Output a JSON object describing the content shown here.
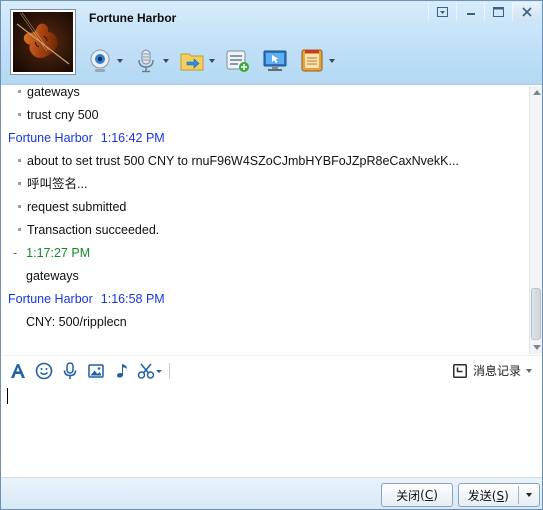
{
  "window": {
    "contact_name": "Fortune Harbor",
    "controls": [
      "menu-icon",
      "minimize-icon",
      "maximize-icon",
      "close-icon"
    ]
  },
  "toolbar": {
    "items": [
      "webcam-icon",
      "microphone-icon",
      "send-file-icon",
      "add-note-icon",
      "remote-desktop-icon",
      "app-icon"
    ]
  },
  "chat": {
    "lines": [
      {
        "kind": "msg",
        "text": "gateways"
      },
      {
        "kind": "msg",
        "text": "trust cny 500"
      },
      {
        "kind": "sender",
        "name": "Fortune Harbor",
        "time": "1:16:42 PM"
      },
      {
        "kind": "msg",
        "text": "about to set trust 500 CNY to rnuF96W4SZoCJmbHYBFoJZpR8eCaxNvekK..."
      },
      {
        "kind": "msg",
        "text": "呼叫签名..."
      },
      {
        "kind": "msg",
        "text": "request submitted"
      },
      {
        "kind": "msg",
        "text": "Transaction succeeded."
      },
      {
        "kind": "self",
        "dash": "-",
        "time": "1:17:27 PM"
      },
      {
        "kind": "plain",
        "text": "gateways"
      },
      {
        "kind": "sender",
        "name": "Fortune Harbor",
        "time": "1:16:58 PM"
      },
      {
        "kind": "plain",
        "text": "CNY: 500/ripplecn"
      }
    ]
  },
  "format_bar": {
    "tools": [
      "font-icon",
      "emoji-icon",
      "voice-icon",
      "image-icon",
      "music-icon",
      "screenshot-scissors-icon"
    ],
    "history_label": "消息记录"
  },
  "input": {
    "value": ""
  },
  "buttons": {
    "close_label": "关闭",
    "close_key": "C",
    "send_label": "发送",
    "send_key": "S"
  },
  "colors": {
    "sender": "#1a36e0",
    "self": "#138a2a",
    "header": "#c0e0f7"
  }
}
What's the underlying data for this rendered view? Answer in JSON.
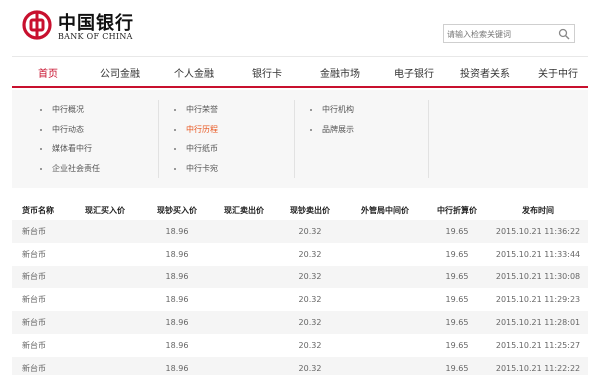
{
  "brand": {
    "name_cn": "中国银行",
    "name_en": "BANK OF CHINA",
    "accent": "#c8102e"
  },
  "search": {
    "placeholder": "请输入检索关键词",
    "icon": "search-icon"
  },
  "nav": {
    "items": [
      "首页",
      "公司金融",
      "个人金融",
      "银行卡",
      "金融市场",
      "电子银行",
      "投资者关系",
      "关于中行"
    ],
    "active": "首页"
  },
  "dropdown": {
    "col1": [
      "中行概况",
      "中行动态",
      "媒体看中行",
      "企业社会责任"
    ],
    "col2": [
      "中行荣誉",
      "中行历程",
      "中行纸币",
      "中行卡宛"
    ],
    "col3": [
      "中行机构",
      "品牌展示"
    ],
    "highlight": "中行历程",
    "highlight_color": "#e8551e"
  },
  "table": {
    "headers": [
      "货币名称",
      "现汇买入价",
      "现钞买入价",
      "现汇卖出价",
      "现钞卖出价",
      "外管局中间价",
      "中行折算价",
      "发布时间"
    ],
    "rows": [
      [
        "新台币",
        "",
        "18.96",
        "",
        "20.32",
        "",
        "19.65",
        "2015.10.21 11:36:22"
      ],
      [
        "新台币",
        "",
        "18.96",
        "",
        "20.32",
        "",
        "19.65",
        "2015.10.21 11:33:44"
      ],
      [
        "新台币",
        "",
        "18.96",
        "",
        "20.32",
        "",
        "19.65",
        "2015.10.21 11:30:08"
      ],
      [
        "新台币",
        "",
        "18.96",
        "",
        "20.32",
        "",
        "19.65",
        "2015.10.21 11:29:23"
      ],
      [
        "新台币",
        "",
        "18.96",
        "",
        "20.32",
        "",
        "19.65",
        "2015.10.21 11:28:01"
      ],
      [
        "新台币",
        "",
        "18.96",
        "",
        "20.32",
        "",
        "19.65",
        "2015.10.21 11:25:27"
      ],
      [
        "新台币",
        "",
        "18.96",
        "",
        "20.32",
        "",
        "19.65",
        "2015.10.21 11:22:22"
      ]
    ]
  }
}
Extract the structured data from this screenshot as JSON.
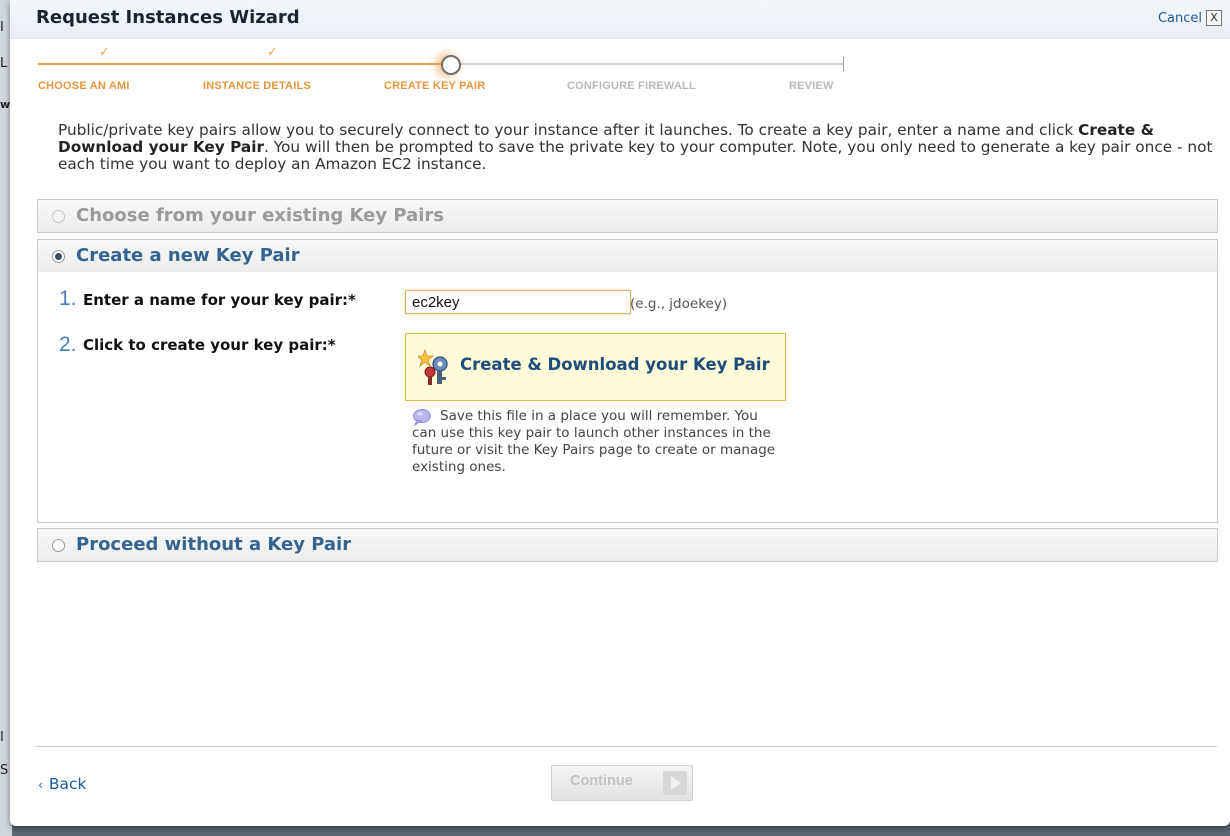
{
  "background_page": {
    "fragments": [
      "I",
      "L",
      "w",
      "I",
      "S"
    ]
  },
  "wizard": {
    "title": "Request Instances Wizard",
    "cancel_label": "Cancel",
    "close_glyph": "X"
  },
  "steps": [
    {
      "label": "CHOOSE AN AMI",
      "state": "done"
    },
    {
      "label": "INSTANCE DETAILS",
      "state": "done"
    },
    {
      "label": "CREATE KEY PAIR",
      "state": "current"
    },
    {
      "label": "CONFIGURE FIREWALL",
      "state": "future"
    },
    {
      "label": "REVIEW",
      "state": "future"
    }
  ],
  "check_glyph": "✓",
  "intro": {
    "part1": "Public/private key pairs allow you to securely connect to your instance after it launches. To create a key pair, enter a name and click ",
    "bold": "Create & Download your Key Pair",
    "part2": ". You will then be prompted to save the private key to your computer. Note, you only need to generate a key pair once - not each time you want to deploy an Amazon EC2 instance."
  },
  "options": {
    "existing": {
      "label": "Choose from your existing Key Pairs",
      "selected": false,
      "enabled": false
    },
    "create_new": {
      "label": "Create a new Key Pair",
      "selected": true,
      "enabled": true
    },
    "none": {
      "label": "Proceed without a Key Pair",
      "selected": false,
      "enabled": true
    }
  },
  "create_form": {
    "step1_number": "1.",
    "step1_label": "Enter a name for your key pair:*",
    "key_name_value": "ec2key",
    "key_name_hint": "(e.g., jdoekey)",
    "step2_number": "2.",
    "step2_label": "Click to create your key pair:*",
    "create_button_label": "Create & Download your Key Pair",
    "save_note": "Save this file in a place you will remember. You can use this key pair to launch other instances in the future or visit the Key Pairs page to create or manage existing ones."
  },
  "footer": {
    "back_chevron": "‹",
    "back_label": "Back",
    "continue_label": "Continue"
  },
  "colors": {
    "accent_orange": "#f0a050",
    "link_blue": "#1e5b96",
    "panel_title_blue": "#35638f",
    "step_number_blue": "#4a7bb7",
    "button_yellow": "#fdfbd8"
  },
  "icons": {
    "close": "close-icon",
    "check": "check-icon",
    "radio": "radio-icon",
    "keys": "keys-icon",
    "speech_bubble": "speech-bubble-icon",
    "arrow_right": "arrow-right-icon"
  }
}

■ **Problem details**
Pictures don't belong in the copy. Restate all the entries exactly.

■ **Answer**
Output a JSON object describing the content shown here.
{
  "window": {
    "contact_name": "Fortune Harbor",
    "controls": [
      "menu-icon",
      "minimize-icon",
      "maximize-icon",
      "close-icon"
    ]
  },
  "toolbar": {
    "items": [
      "webcam-icon",
      "microphone-icon",
      "send-file-icon",
      "add-note-icon",
      "remote-desktop-icon",
      "app-icon"
    ]
  },
  "chat": {
    "lines": [
      {
        "kind": "msg",
        "text": "gateways"
      },
      {
        "kind": "msg",
        "text": "trust cny 500"
      },
      {
        "kind": "sender",
        "name": "Fortune Harbor",
        "time": "1:16:42 PM"
      },
      {
        "kind": "msg",
        "text": "about to set trust 500 CNY to rnuF96W4SZoCJmbHYBFoJZpR8eCaxNvekK..."
      },
      {
        "kind": "msg",
        "text": "呼叫签名..."
      },
      {
        "kind": "msg",
        "text": "request submitted"
      },
      {
        "kind": "msg",
        "text": "Transaction succeeded."
      },
      {
        "kind": "self",
        "dash": "-",
        "time": "1:17:27 PM"
      },
      {
        "kind": "plain",
        "text": "gateways"
      },
      {
        "kind": "sender",
        "name": "Fortune Harbor",
        "time": "1:16:58 PM"
      },
      {
        "kind": "plain",
        "text": "CNY: 500/ripplecn"
      }
    ]
  },
  "format_bar": {
    "tools": [
      "font-icon",
      "emoji-icon",
      "voice-icon",
      "image-icon",
      "music-icon",
      "screenshot-scissors-icon"
    ],
    "history_label": "消息记录"
  },
  "input": {
    "value": ""
  },
  "buttons": {
    "close_label": "关闭",
    "close_key": "C",
    "send_label": "发送",
    "send_key": "S"
  },
  "colors": {
    "sender": "#1a36e0",
    "self": "#138a2a",
    "header": "#c0e0f7"
  }
}
What's the underlying data for this rendered view? Answer in JSON.
{
  "brand": {
    "name_cn": "中国银行",
    "name_en": "BANK OF CHINA",
    "accent": "#c8102e"
  },
  "search": {
    "placeholder": "请输入检索关键词",
    "icon": "search-icon"
  },
  "nav": {
    "items": [
      "首页",
      "公司金融",
      "个人金融",
      "银行卡",
      "金融市场",
      "电子银行",
      "投资者关系",
      "关于中行"
    ],
    "active": "首页"
  },
  "dropdown": {
    "col1": [
      "中行概况",
      "中行动态",
      "媒体看中行",
      "企业社会责任"
    ],
    "col2": [
      "中行荣誉",
      "中行历程",
      "中行纸币",
      "中行卡宛"
    ],
    "col3": [
      "中行机构",
      "品牌展示"
    ],
    "highlight": "中行历程",
    "highlight_color": "#e8551e"
  },
  "table": {
    "headers": [
      "货币名称",
      "现汇买入价",
      "现钞买入价",
      "现汇卖出价",
      "现钞卖出价",
      "外管局中间价",
      "中行折算价",
      "发布时间"
    ],
    "rows": [
      [
        "新台币",
        "",
        "18.96",
        "",
        "20.32",
        "",
        "19.65",
        "2015.10.21 11:36:22"
      ],
      [
        "新台币",
        "",
        "18.96",
        "",
        "20.32",
        "",
        "19.65",
        "2015.10.21 11:33:44"
      ],
      [
        "新台币",
        "",
        "18.96",
        "",
        "20.32",
        "",
        "19.65",
        "2015.10.21 11:30:08"
      ],
      [
        "新台币",
        "",
        "18.96",
        "",
        "20.32",
        "",
        "19.65",
        "2015.10.21 11:29:23"
      ],
      [
        "新台币",
        "",
        "18.96",
        "",
        "20.32",
        "",
        "19.65",
        "2015.10.21 11:28:01"
      ],
      [
        "新台币",
        "",
        "18.96",
        "",
        "20.32",
        "",
        "19.65",
        "2015.10.21 11:25:27"
      ],
      [
        "新台币",
        "",
        "18.96",
        "",
        "20.32",
        "",
        "19.65",
        "2015.10.21 11:22:22"
      ]
    ]
  }
}
Extract the structured data from this screenshot as JSON.
{
  "background_page": {
    "fragments": [
      "I",
      "L",
      "w",
      "I",
      "S"
    ]
  },
  "wizard": {
    "title": "Request Instances Wizard",
    "cancel_label": "Cancel",
    "close_glyph": "X"
  },
  "steps": [
    {
      "label": "CHOOSE AN AMI",
      "state": "done"
    },
    {
      "label": "INSTANCE DETAILS",
      "state": "done"
    },
    {
      "label": "CREATE KEY PAIR",
      "state": "current"
    },
    {
      "label": "CONFIGURE FIREWALL",
      "state": "future"
    },
    {
      "label": "REVIEW",
      "state": "future"
    }
  ],
  "check_glyph": "✓",
  "intro": {
    "part1": "Public/private key pairs allow you to securely connect to your instance after it launches. To create a key pair, enter a name and click ",
    "bold": "Create & Download your Key Pair",
    "part2": ". You will then be prompted to save the private key to your computer. Note, you only need to generate a key pair once - not each time you want to deploy an Amazon EC2 instance."
  },
  "options": {
    "existing": {
      "label": "Choose from your existing Key Pairs",
      "selected": false,
      "enabled": false
    },
    "create_new": {
      "label": "Create a new Key Pair",
      "selected": true,
      "enabled": true
    },
    "none": {
      "label": "Proceed without a Key Pair",
      "selected": false,
      "enabled": true
    }
  },
  "create_form": {
    "step1_number": "1.",
    "step1_label": "Enter a name for your key pair:*",
    "key_name_value": "ec2key",
    "key_name_hint": "(e.g., jdoekey)",
    "step2_number": "2.",
    "step2_label": "Click to create your key pair:*",
    "create_button_label": "Create & Download your Key Pair",
    "save_note": "Save this file in a place you will remember. You can use this key pair to launch other instances in the future or visit the Key Pairs page to create or manage existing ones."
  },
  "footer": {
    "back_chevron": "‹",
    "back_label": "Back",
    "continue_label": "Continue"
  },
  "colors": {
    "accent_orange": "#f0a050",
    "link_blue": "#1e5b96",
    "panel_title_blue": "#35638f",
    "step_number_blue": "#4a7bb7",
    "button_yellow": "#fdfbd8"
  },
  "icons": {
    "close": "close-icon",
    "check": "check-icon",
    "radio": "radio-icon",
    "keys": "keys-icon",
    "speech_bubble": "speech-bubble-icon",
    "arrow_right": "arrow-right-icon"
  }
}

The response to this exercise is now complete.